Start EXERCISE INPUT
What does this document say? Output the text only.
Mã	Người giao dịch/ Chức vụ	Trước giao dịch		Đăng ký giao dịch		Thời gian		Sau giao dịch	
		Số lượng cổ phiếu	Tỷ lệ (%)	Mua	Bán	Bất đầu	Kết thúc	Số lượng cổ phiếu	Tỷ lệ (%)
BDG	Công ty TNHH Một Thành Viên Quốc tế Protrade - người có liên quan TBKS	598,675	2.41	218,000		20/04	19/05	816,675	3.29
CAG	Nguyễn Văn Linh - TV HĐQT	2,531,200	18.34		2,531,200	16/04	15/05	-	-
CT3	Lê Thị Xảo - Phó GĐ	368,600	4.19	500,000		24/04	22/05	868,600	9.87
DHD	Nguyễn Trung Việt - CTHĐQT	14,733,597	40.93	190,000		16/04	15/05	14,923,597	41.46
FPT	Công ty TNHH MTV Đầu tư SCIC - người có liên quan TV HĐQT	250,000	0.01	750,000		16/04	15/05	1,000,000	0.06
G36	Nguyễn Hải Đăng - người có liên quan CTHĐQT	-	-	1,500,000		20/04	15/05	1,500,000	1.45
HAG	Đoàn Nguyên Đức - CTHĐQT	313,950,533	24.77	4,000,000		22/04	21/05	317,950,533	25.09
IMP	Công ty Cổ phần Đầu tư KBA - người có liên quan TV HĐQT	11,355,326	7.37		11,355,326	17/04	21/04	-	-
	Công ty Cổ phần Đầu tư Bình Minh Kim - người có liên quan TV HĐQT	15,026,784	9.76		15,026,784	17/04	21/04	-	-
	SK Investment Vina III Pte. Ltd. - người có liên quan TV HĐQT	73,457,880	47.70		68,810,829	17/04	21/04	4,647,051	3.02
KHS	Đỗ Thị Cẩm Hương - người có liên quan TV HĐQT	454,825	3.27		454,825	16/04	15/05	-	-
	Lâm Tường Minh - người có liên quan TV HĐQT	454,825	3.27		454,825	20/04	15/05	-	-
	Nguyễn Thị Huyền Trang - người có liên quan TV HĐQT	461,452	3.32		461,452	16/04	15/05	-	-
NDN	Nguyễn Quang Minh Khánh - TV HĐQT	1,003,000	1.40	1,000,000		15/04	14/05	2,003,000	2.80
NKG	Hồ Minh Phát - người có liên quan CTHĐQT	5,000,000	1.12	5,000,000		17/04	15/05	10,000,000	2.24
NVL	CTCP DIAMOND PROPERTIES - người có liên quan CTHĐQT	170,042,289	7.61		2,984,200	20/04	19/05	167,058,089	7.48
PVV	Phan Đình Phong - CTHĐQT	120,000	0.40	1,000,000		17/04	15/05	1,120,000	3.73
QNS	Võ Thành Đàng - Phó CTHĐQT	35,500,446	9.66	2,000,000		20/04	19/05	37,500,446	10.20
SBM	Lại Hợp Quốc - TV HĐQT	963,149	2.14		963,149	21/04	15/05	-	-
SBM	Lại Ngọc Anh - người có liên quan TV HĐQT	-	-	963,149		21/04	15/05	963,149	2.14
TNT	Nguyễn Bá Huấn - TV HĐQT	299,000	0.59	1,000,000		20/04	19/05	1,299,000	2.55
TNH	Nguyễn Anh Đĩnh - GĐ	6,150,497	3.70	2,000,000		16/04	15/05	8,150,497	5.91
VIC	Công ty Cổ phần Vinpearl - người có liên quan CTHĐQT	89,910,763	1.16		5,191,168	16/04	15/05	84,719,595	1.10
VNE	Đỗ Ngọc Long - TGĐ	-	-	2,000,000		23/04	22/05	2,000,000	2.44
End EXERCISE INPUT
# [YOUR GOAL]
Transcribe the entire listing above precisely.

# [ANSWER FOR THIS EXERCISE]
What does this document say? Output the text only.
Mã	Người giao dịch/ Chức vụ	Trước giao dịch		Đăng ký giao dịch		Thời gian		Sau giao dịch	
		Số lượng cổ phiếu	Tỷ lệ (%)	Mua	Bán	Bất đầu	Kết thúc	Số lượng cổ phiếu	Tỷ lệ (%)
BDG	Công ty TNHH Một Thành Viên Quốc tế Protrade - người có liên quan TBKS	598,675	2.41	218,000		20/04	19/05	816,675	3.29
CAG	Nguyễn Văn Linh - TV HĐQT	2,531,200	18.34		2,531,200	16/04	15/05	-	-
CT3	Lê Thị Xảo - Phó GĐ	368,600	4.19	500,000		24/04	22/05	868,600	9.87
DHD	Nguyễn Trung Việt - CTHĐQT	14,733,597	40.93	190,000		16/04	15/05	14,923,597	41.46
FPT	Công ty TNHH MTV Đầu tư SCIC - người có liên quan TV HĐQT	250,000	0.01	750,000		16/04	15/05	1,000,000	0.06
G36	Nguyễn Hải Đăng - người có liên quan CTHĐQT	-	-	1,500,000		20/04	15/05	1,500,000	1.45
HAG	Đoàn Nguyên Đức - CTHĐQT	313,950,533	24.77	4,000,000		22/04	21/05	317,950,533	25.09
IMP	Công ty Cổ phần Đầu tư KBA - người có liên quan TV HĐQT	11,355,326	7.37		11,355,326	17/04	21/04	-	-
	Công ty Cổ phần Đầu tư Bình Minh Kim - người có liên quan TV HĐQT	15,026,784	9.76		15,026,784	17/04	21/04	-	-
	SK Investment Vina III Pte. Ltd. - người có liên quan TV HĐQT	73,457,880	47.70		68,810,829	17/04	21/04	4,647,051	3.02
KHS	Đỗ Thị Cẩm Hương - người có liên quan TV HĐQT	454,825	3.27		454,825	16/04	15/05	-	-
	Lâm Tường Minh - người có liên quan TV HĐQT	454,825	3.27		454,825	20/04	15/05	-	-
	Nguyễn Thị Huyền Trang - người có liên quan TV HĐQT	461,452	3.32		461,452	16/04	15/05	-	-
NDN	Nguyễn Quang Minh Khánh - TV HĐQT	1,003,000	1.40	1,000,000		15/04	14/05	2,003,000	2.80
NKG	Hồ Minh Phát - người có liên quan CTHĐQT	5,000,000	1.12	5,000,000		17/04	15/05	10,000,000	2.24
NVL	CTCP DIAMOND PROPERTIES - người có liên quan CTHĐQT	170,042,289	7.61		2,984,200	20/04	19/05	167,058,089	7.48
PVV	Phan Đình Phong - CTHĐQT	120,000	0.40	1,000,000		17/04	15/05	1,120,000	3.73
QNS	Võ Thành Đàng - Phó CTHĐQT	35,500,446	9.66	2,000,000		20/04	19/05	37,500,446	10.20
SBM	Lại Hợp Quốc - TV HĐQT	963,149	2.14		963,149	21/04	15/05	-	-
SBM	Lại Ngọc Anh - người có liên quan TV HĐQT	-	-	963,149		21/04	15/05	963,149	2.14
TNT	Nguyễn Bá Huấn - TV HĐQT	299,000	0.59	1,000,000		20/04	19/05	1,299,000	2.55
TNH	Nguyễn Anh Đĩnh - GĐ	6,150,497	3.70	2,000,000		16/04	15/05	8,150,497	5.91
VIC	Công ty Cổ phần Vinpearl - người có liên quan CTHĐQT	89,910,763	1.16		5,191,168	16/04	15/05	84,719,595	1.10
VNE	Đỗ Ngọc Long - TGĐ	-	-	2,000,000		23/04	22/05	2,000,000	2.44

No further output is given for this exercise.